What to do
Reproduce the following material exactly, including every line.
────────────────────
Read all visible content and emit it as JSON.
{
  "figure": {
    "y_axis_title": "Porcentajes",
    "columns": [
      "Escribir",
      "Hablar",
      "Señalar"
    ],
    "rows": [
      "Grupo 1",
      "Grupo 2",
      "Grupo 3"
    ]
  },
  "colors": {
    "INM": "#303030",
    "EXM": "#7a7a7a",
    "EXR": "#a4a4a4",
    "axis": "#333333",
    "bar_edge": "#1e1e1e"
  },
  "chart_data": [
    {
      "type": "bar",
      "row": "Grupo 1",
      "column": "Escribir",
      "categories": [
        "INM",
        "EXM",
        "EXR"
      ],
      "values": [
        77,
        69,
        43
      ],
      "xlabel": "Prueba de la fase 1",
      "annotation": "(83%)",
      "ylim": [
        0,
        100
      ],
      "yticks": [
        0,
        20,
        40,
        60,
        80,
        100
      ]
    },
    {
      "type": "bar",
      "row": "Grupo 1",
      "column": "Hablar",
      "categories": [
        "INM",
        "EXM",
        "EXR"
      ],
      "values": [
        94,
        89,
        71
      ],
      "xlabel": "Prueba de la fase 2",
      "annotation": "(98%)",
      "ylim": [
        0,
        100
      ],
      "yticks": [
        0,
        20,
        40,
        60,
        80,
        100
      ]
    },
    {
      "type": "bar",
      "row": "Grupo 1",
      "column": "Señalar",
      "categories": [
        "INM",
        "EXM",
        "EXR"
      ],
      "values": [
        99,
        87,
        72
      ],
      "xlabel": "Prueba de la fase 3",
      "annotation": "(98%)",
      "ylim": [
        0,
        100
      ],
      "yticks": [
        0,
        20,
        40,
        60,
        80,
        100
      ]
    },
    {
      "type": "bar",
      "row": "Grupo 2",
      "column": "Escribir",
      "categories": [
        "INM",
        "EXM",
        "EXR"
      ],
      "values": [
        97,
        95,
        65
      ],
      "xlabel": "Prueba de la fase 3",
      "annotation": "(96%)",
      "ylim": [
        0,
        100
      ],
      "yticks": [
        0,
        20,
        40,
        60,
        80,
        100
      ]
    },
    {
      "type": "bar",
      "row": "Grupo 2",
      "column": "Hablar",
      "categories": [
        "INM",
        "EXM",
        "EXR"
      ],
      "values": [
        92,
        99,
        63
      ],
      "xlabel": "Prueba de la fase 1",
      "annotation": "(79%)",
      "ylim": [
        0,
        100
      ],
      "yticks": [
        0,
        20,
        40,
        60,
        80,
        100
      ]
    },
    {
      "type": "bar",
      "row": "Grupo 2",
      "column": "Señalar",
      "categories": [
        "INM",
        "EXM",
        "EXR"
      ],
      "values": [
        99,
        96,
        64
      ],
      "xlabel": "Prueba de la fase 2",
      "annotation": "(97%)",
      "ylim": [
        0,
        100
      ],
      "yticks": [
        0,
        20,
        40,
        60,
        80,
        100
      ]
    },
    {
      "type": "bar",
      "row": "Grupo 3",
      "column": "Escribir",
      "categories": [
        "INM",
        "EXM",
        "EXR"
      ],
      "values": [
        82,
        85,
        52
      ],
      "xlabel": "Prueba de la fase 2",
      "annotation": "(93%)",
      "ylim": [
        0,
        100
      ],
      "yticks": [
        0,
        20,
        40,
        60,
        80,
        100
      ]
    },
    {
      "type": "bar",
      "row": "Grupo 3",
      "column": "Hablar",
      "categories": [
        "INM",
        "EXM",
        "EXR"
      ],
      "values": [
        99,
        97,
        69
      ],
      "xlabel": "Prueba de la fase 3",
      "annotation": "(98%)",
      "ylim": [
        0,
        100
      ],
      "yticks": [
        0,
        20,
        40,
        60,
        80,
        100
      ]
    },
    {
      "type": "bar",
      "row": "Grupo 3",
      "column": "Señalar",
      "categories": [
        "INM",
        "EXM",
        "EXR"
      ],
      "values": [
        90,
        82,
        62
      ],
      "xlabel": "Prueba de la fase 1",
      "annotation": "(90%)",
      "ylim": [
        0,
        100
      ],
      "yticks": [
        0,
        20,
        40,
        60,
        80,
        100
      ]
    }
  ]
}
────────────────────
Task answer
Read all visible content and emit it as JSON.
{
  "figure": {
    "y_axis_title": "Porcentajes",
    "columns": [
      "Escribir",
      "Hablar",
      "Señalar"
    ],
    "rows": [
      "Grupo 1",
      "Grupo 2",
      "Grupo 3"
    ]
  },
  "colors": {
    "INM": "#303030",
    "EXM": "#7a7a7a",
    "EXR": "#a4a4a4",
    "axis": "#333333",
    "bar_edge": "#1e1e1e"
  },
  "chart_data": [
    {
      "type": "bar",
      "row": "Grupo 1",
      "column": "Escribir",
      "categories": [
        "INM",
        "EXM",
        "EXR"
      ],
      "values": [
        77,
        69,
        43
      ],
      "xlabel": "Prueba de la fase 1",
      "annotation": "(83%)",
      "ylim": [
        0,
        100
      ],
      "yticks": [
        0,
        20,
        40,
        60,
        80,
        100
      ]
    },
    {
      "type": "bar",
      "row": "Grupo 1",
      "column": "Hablar",
      "categories": [
        "INM",
        "EXM",
        "EXR"
      ],
      "values": [
        94,
        89,
        71
      ],
      "xlabel": "Prueba de la fase 2",
      "annotation": "(98%)",
      "ylim": [
        0,
        100
      ],
      "yticks": [
        0,
        20,
        40,
        60,
        80,
        100
      ]
    },
    {
      "type": "bar",
      "row": "Grupo 1",
      "column": "Señalar",
      "categories": [
        "INM",
        "EXM",
        "EXR"
      ],
      "values": [
        99,
        87,
        72
      ],
      "xlabel": "Prueba de la fase 3",
      "annotation": "(98%)",
      "ylim": [
        0,
        100
      ],
      "yticks": [
        0,
        20,
        40,
        60,
        80,
        100
      ]
    },
    {
      "type": "bar",
      "row": "Grupo 2",
      "column": "Escribir",
      "categories": [
        "INM",
        "EXM",
        "EXR"
      ],
      "values": [
        97,
        95,
        65
      ],
      "xlabel": "Prueba de la fase 3",
      "annotation": "(96%)",
      "ylim": [
        0,
        100
      ],
      "yticks": [
        0,
        20,
        40,
        60,
        80,
        100
      ]
    },
    {
      "type": "bar",
      "row": "Grupo 2",
      "column": "Hablar",
      "categories": [
        "INM",
        "EXM",
        "EXR"
      ],
      "values": [
        92,
        99,
        63
      ],
      "xlabel": "Prueba de la fase 1",
      "annotation": "(79%)",
      "ylim": [
        0,
        100
      ],
      "yticks": [
        0,
        20,
        40,
        60,
        80,
        100
      ]
    },
    {
      "type": "bar",
      "row": "Grupo 2",
      "column": "Señalar",
      "categories": [
        "INM",
        "EXM",
        "EXR"
      ],
      "values": [
        99,
        96,
        64
      ],
      "xlabel": "Prueba de la fase 2",
      "annotation": "(97%)",
      "ylim": [
        0,
        100
      ],
      "yticks": [
        0,
        20,
        40,
        60,
        80,
        100
      ]
    },
    {
      "type": "bar",
      "row": "Grupo 3",
      "column": "Escribir",
      "categories": [
        "INM",
        "EXM",
        "EXR"
      ],
      "values": [
        82,
        85,
        52
      ],
      "xlabel": "Prueba de la fase 2",
      "annotation": "(93%)",
      "ylim": [
        0,
        100
      ],
      "yticks": [
        0,
        20,
        40,
        60,
        80,
        100
      ]
    },
    {
      "type": "bar",
      "row": "Grupo 3",
      "column": "Hablar",
      "categories": [
        "INM",
        "EXM",
        "EXR"
      ],
      "values": [
        99,
        97,
        69
      ],
      "xlabel": "Prueba de la fase 3",
      "annotation": "(98%)",
      "ylim": [
        0,
        100
      ],
      "yticks": [
        0,
        20,
        40,
        60,
        80,
        100
      ]
    },
    {
      "type": "bar",
      "row": "Grupo 3",
      "column": "Señalar",
      "categories": [
        "INM",
        "EXM",
        "EXR"
      ],
      "values": [
        90,
        82,
        62
      ],
      "xlabel": "Prueba de la fase 1",
      "annotation": "(90%)",
      "ylim": [
        0,
        100
      ],
      "yticks": [
        0,
        20,
        40,
        60,
        80,
        100
      ]
    }
  ]
}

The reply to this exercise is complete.